* _Part of a data file_

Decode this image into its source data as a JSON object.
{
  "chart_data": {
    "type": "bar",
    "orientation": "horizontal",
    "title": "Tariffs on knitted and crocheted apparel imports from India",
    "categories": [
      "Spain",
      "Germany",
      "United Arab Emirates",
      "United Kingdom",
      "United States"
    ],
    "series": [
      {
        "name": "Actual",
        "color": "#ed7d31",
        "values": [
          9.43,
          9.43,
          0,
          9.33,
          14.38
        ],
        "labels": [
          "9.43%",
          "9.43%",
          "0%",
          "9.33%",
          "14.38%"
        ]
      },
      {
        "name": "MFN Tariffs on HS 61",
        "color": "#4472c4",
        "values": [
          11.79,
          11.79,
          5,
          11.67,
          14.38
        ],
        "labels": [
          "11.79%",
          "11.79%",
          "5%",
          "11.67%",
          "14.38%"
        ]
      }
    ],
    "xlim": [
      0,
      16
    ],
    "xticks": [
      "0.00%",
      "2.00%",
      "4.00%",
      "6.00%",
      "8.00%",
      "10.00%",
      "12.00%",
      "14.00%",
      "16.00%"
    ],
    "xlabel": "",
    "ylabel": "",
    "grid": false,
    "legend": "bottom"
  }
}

* _GOAL_
Return only the count of lines in the records that hold the word "United".

* _REPLY_
3